Instruction 1:
Convert the entries into a JSON list of strings with one string per line, skipping blank lines. Include only the lines from the start of the entries down to the line containing "svg-text:U1: U1: [117, 121, 131, 133]".

With Regulation and the New Politics of (Energy) Market Entry, David Spence has taken a major step toward helping us understand the strategic decision-making behind NGO opposition to energy infrastructure development. Given the quality of his data set and his analytical acuity, we can only hope that this piece will be his first of many forays into the world of NGOs. I for one would love to see what insights Professor Spence’s data can offer on the way other factors may influence NGO decision-making and strategy. Does it matter, for example, whether a project is sponsored by local as opposed to national or international firms? What impact, if any, do different models for public participation during the licensing process have? Do macroeconomic shocks, such as the financial crisis, correlate with discernable changes in NGO decision-making and strategy? I could go on but trust that my point is made: more, please!
Reading Professor William Boyd’s fine piece, Just Price, Public Utility, and the Long History of Economic Regulation in America, I couldn’t help but think of Jostein Gaardner’s international bestselling novel Sophie’s World. To be clear, there’s no teenage girl in Boyd’s essay receiving letters from a mysterious stranger that enlighten her on the history of philosophy (or, in Boyd’s case, economic regulation). But, like Gaardner, Boyd does an outstanding job of bringing to life and making accessible what many might otherwise consider a dense, perhaps even tedious subject matter—the history of price regulation. And unlike Gaardner, Boyd manages to do so with remarkably little sacrifice in breadth and depth of coverage.
Professor Boyd’s essay takes readers on an intriguing journey through time, tracing the doctrine of “just price” all the way back to the Aristotelian concept of corrective justice, devoted to preserving equality in exchange, commonly understood as an arithmetic proportion around a mean. From ancient Greece, readers are guided to medieval Italy where Thomas Aquinas and other Scholastics expanded Aristotle’s framing into the notion of commutative justice, a construct intended to encompass the full range of voluntary and involuntary interpersonal relationships, including but not limited to economic exchange.
Drawing on the work of Max Weber and Joseph Schumpeter, among others, Boyd relates cost-of-service pricing—a staple of modern-day regulation of public utilities—back to medieval markets and their notion that just price reflected the “common estimation” as the market clearing price under free competition. Another worthwhile stop is at the grain markets of France’s ancien régime where the police des grains enforced trading prices as the product of customary practices and formal rules of exchange to ensure a just price for life’s basic necessities, evidence of the emerging concept of a moral economy. At the dawn of industrialization, Boyd reminds us, price regulation, was widely accepted as a necessary means for maintaining social stability.
With this historic tour de force, professor Boyd sets the stage beautifully for his discussion of public utility regulation in the United States. From Munn v. Illinois over Smyth v. Ames to FPC v. Hope Natural Gas, his essay traces the defining moments in the evolution of the modern concept of public utility. Along the way, Boyd makes a persuasive argument that, Munn’s famous image of private enterprises “clothed with a public interest” notwithstanding, expanding government regulation of (previously) private economic activity was motivated primarily by growing concerns over deviations from the elusive ideal of just price. To drive this point home, Boyd reminds readers that the concept of just price had long been more than a mere numbers game, as the arithmetic mean promoted by Aristotelian corrective justice might suggest. The prevailing view among economists suggests that the just price doctrine was, at its core, about preventing coercion in economic exchange, especially in the context of essential services and other necessities.

Entries supplied:

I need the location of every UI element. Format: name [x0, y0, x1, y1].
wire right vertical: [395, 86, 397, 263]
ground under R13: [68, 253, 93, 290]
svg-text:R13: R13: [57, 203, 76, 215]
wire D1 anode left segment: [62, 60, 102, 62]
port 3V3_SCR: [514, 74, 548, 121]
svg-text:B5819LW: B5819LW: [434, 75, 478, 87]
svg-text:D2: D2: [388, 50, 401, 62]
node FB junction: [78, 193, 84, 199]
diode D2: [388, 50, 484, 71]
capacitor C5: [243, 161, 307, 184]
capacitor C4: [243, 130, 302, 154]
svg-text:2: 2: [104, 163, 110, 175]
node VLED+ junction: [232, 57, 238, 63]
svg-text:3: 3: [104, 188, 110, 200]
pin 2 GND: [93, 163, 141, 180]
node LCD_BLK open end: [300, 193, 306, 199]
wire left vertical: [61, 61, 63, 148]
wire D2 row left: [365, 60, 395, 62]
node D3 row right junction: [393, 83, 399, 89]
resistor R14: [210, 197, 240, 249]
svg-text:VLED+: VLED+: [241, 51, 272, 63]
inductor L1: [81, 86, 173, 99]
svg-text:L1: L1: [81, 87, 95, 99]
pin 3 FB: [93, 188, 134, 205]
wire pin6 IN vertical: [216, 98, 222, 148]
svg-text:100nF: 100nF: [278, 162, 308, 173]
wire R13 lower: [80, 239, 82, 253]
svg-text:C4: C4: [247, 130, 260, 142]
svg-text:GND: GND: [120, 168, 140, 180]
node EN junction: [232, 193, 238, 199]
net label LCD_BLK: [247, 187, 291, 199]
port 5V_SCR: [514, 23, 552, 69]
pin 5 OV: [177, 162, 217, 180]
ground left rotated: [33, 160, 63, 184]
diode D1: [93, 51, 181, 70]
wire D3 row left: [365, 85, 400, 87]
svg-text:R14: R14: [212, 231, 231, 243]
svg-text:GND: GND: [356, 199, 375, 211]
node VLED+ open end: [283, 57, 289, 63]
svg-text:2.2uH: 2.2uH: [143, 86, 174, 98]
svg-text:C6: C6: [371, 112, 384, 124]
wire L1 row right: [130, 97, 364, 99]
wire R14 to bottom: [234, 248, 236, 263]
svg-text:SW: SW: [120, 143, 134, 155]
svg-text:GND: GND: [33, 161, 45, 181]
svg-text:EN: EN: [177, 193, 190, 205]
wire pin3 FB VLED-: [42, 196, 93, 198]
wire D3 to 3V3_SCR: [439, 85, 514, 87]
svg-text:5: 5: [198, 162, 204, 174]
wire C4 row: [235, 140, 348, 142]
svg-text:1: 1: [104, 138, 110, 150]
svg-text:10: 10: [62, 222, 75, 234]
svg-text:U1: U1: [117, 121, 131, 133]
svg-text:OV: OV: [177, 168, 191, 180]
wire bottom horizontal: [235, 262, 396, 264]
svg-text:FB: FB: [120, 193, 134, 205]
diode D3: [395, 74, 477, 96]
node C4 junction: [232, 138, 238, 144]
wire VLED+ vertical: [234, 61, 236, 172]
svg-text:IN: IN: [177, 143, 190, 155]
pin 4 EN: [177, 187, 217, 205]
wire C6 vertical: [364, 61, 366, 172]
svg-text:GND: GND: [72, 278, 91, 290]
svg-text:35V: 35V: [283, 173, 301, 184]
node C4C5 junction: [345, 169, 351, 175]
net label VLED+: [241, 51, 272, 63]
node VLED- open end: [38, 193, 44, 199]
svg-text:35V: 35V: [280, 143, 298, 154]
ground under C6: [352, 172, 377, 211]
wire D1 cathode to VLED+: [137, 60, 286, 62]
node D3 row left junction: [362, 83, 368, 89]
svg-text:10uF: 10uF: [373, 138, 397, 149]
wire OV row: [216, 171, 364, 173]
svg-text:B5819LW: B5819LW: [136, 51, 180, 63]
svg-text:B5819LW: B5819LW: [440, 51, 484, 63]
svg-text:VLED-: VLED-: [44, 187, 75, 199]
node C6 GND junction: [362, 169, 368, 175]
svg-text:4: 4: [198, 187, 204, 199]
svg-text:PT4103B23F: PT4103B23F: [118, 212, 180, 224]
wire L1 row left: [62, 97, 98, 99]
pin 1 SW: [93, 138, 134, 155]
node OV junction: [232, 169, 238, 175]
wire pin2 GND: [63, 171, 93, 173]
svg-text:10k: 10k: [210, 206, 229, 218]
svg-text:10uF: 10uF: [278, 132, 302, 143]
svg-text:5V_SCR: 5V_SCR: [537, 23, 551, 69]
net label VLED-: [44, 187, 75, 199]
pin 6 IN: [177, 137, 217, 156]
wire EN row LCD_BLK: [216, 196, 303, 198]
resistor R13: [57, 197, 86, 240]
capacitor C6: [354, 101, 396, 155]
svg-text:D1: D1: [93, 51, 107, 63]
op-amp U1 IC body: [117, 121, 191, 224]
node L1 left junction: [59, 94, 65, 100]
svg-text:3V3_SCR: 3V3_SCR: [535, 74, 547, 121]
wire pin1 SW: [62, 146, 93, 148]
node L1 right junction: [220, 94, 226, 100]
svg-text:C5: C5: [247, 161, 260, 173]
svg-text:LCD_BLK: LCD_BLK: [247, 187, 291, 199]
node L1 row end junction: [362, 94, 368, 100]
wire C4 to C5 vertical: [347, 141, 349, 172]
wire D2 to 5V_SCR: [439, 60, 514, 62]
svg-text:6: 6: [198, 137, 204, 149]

Instruction 2:
From the commentary on energy regulation scholarship, repeat word for word everything from "Professor Boyd’s essay" down to "to economic exchange.".

Solution 1:
[
  "I need the location of every UI element. Format: name [x0, y0, x1, y1].",
  "wire right vertical: [395, 86, 397, 263]",
  "ground under R13: [68, 253, 93, 290]",
  "svg-text:R13: R13: [57, 203, 76, 215]",
  "wire D1 anode left segment: [62, 60, 102, 62]",
  "port 3V3_SCR: [514, 74, 548, 121]",
  "svg-text:B5819LW: B5819LW: [434, 75, 478, 87]",
  "svg-text:D2: D2: [388, 50, 401, 62]",
  "node FB junction: [78, 193, 84, 199]",
  "diode D2: [388, 50, 484, 71]",
  "capacitor C5: [243, 161, 307, 184]",
  "capacitor C4: [243, 130, 302, 154]",
  "svg-text:2: 2: [104, 163, 110, 175]",
  "node VLED+ junction: [232, 57, 238, 63]",
  "svg-text:3: 3: [104, 188, 110, 200]",
  "pin 2 GND: [93, 163, 141, 180]",
  "node LCD_BLK open end: [300, 193, 306, 199]",
  "wire left vertical: [61, 61, 63, 148]",
  "wire D2 row left: [365, 60, 395, 62]",
  "node D3 row right junction: [393, 83, 399, 89]",
  "resistor R14: [210, 197, 240, 249]",
  "svg-text:VLED+: VLED+: [241, 51, 272, 63]",
  "inductor L1: [81, 86, 173, 99]",
  "svg-text:L1: L1: [81, 87, 95, 99]",
  "pin 3 FB: [93, 188, 134, 205]",
  "wire pin6 IN vertical: [216, 98, 222, 148]",
  "svg-text:100nF: 100nF: [278, 162, 308, 173]",
  "wire R13 lower: [80, 239, 82, 253]",
  "svg-text:C4: C4: [247, 130, 260, 142]",
  "svg-text:GND: GND: [120, 168, 140, 180]",
  "node EN junction: [232, 193, 238, 199]",
  "net label LCD_BLK: [247, 187, 291, 199]",
  "port 5V_SCR: [514, 23, 552, 69]",
  "pin 5 OV: [177, 162, 217, 180]",
  "ground left rotated: [33, 160, 63, 184]",
  "diode D1: [93, 51, 181, 70]",
  "wire D3 row left: [365, 85, 400, 87]",
  "svg-text:R14: R14: [212, 231, 231, 243]",
  "svg-text:GND: GND: [356, 199, 375, 211]",
  "node VLED+ open end: [283, 57, 289, 63]",
  "svg-text:2.2uH: 2.2uH: [143, 86, 174, 98]",
  "svg-text:C6: C6: [371, 112, 384, 124]",
  "wire L1 row right: [130, 97, 364, 99]",
  "wire R14 to bottom: [234, 248, 236, 263]",
  "svg-text:SW: SW: [120, 143, 134, 155]",
  "svg-text:GND: GND: [33, 161, 45, 181]",
  "svg-text:EN: EN: [177, 193, 190, 205]",
  "wire pin3 FB VLED-: [42, 196, 93, 198]",
  "wire D3 to 3V3_SCR: [439, 85, 514, 87]",
  "svg-text:5: 5: [198, 162, 204, 174]",
  "wire C4 row: [235, 140, 348, 142]",
  "svg-text:1: 1: [104, 138, 110, 150]",
  "svg-text:10: 10: [62, 222, 75, 234]",
  "svg-text:U1: U1: [117, 121, 131, 133]"
]

Solution 2:
Professor Boyd’s essay takes readers on an intriguing journey through time, tracing the doctrine of “just price” all the way back to the Aristotelian concept of corrective justice, devoted to preserving equality in exchange, commonly understood as an arithmetic proportion around a mean. From ancient Greece, readers are guided to medieval Italy where Thomas Aquinas and other Scholastics expanded Aristotle’s framing into the notion of commutative justice, a construct intended to encompass the full range of voluntary and involuntary interpersonal relationships, including but not limited to economic exchange.